To be done:
Repeat each line of the material exactly.

::::

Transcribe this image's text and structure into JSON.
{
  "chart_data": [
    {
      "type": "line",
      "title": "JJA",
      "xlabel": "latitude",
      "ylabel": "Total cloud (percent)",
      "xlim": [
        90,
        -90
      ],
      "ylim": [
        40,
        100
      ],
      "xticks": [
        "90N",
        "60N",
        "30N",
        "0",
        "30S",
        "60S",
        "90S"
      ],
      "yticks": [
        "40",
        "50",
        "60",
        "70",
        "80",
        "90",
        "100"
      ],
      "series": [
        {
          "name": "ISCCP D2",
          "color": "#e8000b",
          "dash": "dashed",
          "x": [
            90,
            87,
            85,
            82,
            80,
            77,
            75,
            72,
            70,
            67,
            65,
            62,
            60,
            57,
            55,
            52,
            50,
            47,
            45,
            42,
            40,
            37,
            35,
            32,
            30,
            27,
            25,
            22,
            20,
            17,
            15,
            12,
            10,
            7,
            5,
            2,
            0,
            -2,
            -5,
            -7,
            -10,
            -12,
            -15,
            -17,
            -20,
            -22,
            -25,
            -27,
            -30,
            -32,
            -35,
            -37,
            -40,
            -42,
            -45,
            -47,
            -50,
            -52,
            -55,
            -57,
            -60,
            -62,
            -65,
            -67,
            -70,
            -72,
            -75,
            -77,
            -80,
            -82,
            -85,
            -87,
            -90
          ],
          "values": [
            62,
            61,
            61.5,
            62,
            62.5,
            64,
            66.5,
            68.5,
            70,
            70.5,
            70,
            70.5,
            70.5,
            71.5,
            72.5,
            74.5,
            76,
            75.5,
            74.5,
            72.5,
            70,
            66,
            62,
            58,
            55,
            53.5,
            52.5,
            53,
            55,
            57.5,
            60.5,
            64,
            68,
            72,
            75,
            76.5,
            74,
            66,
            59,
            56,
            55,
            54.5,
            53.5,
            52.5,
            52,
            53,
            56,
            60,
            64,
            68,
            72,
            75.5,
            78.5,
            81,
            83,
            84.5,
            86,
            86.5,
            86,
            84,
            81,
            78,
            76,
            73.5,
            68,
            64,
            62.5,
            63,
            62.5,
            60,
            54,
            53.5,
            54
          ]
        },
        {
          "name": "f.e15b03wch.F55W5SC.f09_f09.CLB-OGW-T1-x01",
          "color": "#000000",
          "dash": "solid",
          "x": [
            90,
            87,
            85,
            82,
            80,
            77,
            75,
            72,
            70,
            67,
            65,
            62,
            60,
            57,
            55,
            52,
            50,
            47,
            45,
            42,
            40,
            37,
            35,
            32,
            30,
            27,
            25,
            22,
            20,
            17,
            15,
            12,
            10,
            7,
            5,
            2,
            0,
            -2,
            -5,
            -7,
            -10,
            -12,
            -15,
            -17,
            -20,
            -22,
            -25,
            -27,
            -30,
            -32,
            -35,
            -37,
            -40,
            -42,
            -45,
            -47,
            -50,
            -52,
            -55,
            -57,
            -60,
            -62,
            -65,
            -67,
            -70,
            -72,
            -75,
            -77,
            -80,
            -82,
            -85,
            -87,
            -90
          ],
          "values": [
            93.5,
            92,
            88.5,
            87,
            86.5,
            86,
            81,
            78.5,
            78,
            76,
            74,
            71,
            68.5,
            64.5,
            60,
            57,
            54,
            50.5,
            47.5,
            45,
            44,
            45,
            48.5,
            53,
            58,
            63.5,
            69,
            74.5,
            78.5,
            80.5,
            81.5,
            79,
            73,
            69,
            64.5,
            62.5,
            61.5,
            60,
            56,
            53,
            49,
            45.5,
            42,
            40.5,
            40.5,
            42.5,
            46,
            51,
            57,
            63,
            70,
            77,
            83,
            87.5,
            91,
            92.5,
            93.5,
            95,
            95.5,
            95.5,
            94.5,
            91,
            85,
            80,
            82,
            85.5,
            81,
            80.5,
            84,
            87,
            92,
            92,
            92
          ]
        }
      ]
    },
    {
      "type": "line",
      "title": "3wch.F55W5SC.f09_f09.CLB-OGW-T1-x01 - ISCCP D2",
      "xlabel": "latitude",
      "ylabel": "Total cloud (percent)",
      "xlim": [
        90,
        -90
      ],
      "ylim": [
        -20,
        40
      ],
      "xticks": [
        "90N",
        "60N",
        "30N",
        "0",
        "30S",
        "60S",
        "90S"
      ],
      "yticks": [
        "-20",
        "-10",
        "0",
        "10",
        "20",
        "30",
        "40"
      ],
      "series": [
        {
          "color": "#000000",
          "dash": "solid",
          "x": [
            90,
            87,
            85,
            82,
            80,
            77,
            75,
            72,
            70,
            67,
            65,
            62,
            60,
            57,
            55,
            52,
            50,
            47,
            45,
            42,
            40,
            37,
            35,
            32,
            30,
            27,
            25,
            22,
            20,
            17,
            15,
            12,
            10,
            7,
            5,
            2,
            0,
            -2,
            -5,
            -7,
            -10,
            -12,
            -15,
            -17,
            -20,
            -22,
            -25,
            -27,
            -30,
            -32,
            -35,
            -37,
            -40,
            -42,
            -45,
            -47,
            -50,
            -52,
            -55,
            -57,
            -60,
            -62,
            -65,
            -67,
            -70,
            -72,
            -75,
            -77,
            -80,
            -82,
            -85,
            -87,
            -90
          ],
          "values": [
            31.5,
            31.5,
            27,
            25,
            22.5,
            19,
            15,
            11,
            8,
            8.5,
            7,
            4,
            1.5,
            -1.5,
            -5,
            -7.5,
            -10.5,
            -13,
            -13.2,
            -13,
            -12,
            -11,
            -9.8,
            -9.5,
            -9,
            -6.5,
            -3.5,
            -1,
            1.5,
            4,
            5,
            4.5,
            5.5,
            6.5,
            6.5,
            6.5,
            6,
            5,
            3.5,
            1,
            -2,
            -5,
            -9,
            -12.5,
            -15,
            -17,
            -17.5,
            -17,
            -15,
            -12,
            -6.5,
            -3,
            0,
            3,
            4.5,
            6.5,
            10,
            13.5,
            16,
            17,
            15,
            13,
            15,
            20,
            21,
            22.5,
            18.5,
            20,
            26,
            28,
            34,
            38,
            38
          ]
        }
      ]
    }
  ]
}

::::

Written answer:
Transcribe this image's text and structure into JSON.
{
  "chart_data": [
    {
      "type": "line",
      "title": "JJA",
      "xlabel": "latitude",
      "ylabel": "Total cloud (percent)",
      "xlim": [
        90,
        -90
      ],
      "ylim": [
        40,
        100
      ],
      "xticks": [
        "90N",
        "60N",
        "30N",
        "0",
        "30S",
        "60S",
        "90S"
      ],
      "yticks": [
        "40",
        "50",
        "60",
        "70",
        "80",
        "90",
        "100"
      ],
      "series": [
        {
          "name": "ISCCP D2",
          "color": "#e8000b",
          "dash": "dashed",
          "x": [
            90,
            87,
            85,
            82,
            80,
            77,
            75,
            72,
            70,
            67,
            65,
            62,
            60,
            57,
            55,
            52,
            50,
            47,
            45,
            42,
            40,
            37,
            35,
            32,
            30,
            27,
            25,
            22,
            20,
            17,
            15,
            12,
            10,
            7,
            5,
            2,
            0,
            -2,
            -5,
            -7,
            -10,
            -12,
            -15,
            -17,
            -20,
            -22,
            -25,
            -27,
            -30,
            -32,
            -35,
            -37,
            -40,
            -42,
            -45,
            -47,
            -50,
            -52,
            -55,
            -57,
            -60,
            -62,
            -65,
            -67,
            -70,
            -72,
            -75,
            -77,
            -80,
            -82,
            -85,
            -87,
            -90
          ],
          "values": [
            62,
            61,
            61.5,
            62,
            62.5,
            64,
            66.5,
            68.5,
            70,
            70.5,
            70,
            70.5,
            70.5,
            71.5,
            72.5,
            74.5,
            76,
            75.5,
            74.5,
            72.5,
            70,
            66,
            62,
            58,
            55,
            53.5,
            52.5,
            53,
            55,
            57.5,
            60.5,
            64,
            68,
            72,
            75,
            76.5,
            74,
            66,
            59,
            56,
            55,
            54.5,
            53.5,
            52.5,
            52,
            53,
            56,
            60,
            64,
            68,
            72,
            75.5,
            78.5,
            81,
            83,
            84.5,
            86,
            86.5,
            86,
            84,
            81,
            78,
            76,
            73.5,
            68,
            64,
            62.5,
            63,
            62.5,
            60,
            54,
            53.5,
            54
          ]
        },
        {
          "name": "f.e15b03wch.F55W5SC.f09_f09.CLB-OGW-T1-x01",
          "color": "#000000",
          "dash": "solid",
          "x": [
            90,
            87,
            85,
            82,
            80,
            77,
            75,
            72,
            70,
            67,
            65,
            62,
            60,
            57,
            55,
            52,
            50,
            47,
            45,
            42,
            40,
            37,
            35,
            32,
            30,
            27,
            25,
            22,
            20,
            17,
            15,
            12,
            10,
            7,
            5,
            2,
            0,
            -2,
            -5,
            -7,
            -10,
            -12,
            -15,
            -17,
            -20,
            -22,
            -25,
            -27,
            -30,
            -32,
            -35,
            -37,
            -40,
            -42,
            -45,
            -47,
            -50,
            -52,
            -55,
            -57,
            -60,
            -62,
            -65,
            -67,
            -70,
            -72,
            -75,
            -77,
            -80,
            -82,
            -85,
            -87,
            -90
          ],
          "values": [
            93.5,
            92,
            88.5,
            87,
            86.5,
            86,
            81,
            78.5,
            78,
            76,
            74,
            71,
            68.5,
            64.5,
            60,
            57,
            54,
            50.5,
            47.5,
            45,
            44,
            45,
            48.5,
            53,
            58,
            63.5,
            69,
            74.5,
            78.5,
            80.5,
            81.5,
            79,
            73,
            69,
            64.5,
            62.5,
            61.5,
            60,
            56,
            53,
            49,
            45.5,
            42,
            40.5,
            40.5,
            42.5,
            46,
            51,
            57,
            63,
            70,
            77,
            83,
            87.5,
            91,
            92.5,
            93.5,
            95,
            95.5,
            95.5,
            94.5,
            91,
            85,
            80,
            82,
            85.5,
            81,
            80.5,
            84,
            87,
            92,
            92,
            92
          ]
        }
      ]
    },
    {
      "type": "line",
      "title": "3wch.F55W5SC.f09_f09.CLB-OGW-T1-x01 - ISCCP D2",
      "xlabel": "latitude",
      "ylabel": "Total cloud (percent)",
      "xlim": [
        90,
        -90
      ],
      "ylim": [
        -20,
        40
      ],
      "xticks": [
        "90N",
        "60N",
        "30N",
        "0",
        "30S",
        "60S",
        "90S"
      ],
      "yticks": [
        "-20",
        "-10",
        "0",
        "10",
        "20",
        "30",
        "40"
      ],
      "series": [
        {
          "color": "#000000",
          "dash": "solid",
          "x": [
            90,
            87,
            85,
            82,
            80,
            77,
            75,
            72,
            70,
            67,
            65,
            62,
            60,
            57,
            55,
            52,
            50,
            47,
            45,
            42,
            40,
            37,
            35,
            32,
            30,
            27,
            25,
            22,
            20,
            17,
            15,
            12,
            10,
            7,
            5,
            2,
            0,
            -2,
            -5,
            -7,
            -10,
            -12,
            -15,
            -17,
            -20,
            -22,
            -25,
            -27,
            -30,
            -32,
            -35,
            -37,
            -40,
            -42,
            -45,
            -47,
            -50,
            -52,
            -55,
            -57,
            -60,
            -62,
            -65,
            -67,
            -70,
            -72,
            -75,
            -77,
            -80,
            -82,
            -85,
            -87,
            -90
          ],
          "values": [
            31.5,
            31.5,
            27,
            25,
            22.5,
            19,
            15,
            11,
            8,
            8.5,
            7,
            4,
            1.5,
            -1.5,
            -5,
            -7.5,
            -10.5,
            -13,
            -13.2,
            -13,
            -12,
            -11,
            -9.8,
            -9.5,
            -9,
            -6.5,
            -3.5,
            -1,
            1.5,
            4,
            5,
            4.5,
            5.5,
            6.5,
            6.5,
            6.5,
            6,
            5,
            3.5,
            1,
            -2,
            -5,
            -9,
            -12.5,
            -15,
            -17,
            -17.5,
            -17,
            -15,
            -12,
            -6.5,
            -3,
            0,
            3,
            4.5,
            6.5,
            10,
            13.5,
            16,
            17,
            15,
            13,
            15,
            20,
            21,
            22.5,
            18.5,
            20,
            26,
            28,
            34,
            38,
            38
          ]
        }
      ]
    }
  ]
}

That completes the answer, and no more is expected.